● **What to work on**:
Reproduce every entry below precisely; do not include the pictures.

● **Input material**:
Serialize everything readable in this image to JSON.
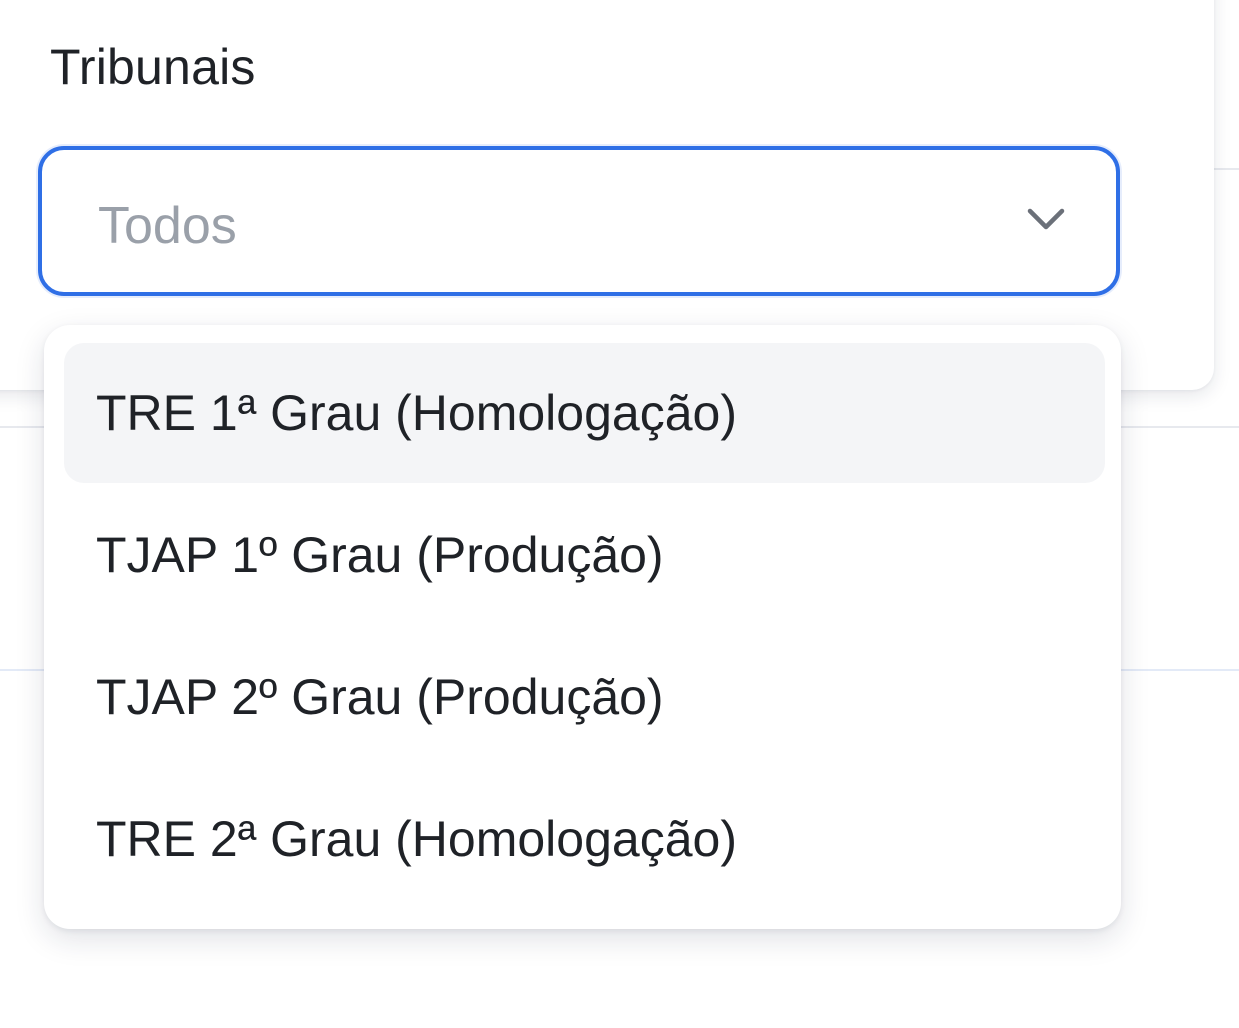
{
  "filter": {
    "label": "Tribunais",
    "select": {
      "value": "Todos",
      "icon": "chevron-down-icon",
      "focus_color": "#2f6fe6"
    }
  },
  "dropdown": {
    "options": [
      {
        "label": "TRE 1ª Grau (Homologação)",
        "highlighted": true
      },
      {
        "label": "TJAP 1º Grau (Produção)"
      },
      {
        "label": "TJAP 2º Grau (Produção)"
      },
      {
        "label": "TRE 2ª Grau (Homologação)"
      }
    ]
  }
}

● **Exercise output**:
Serialize everything readable in this image to JSON.
{
  "filter": {
    "label": "Tribunais",
    "select": {
      "value": "Todos",
      "icon": "chevron-down-icon",
      "focus_color": "#2f6fe6"
    }
  },
  "dropdown": {
    "options": [
      {
        "label": "TRE 1ª Grau (Homologação)",
        "highlighted": true
      },
      {
        "label": "TJAP 1º Grau (Produção)"
      },
      {
        "label": "TJAP 2º Grau (Produção)"
      },
      {
        "label": "TRE 2ª Grau (Homologação)"
      }
    ]
  }
}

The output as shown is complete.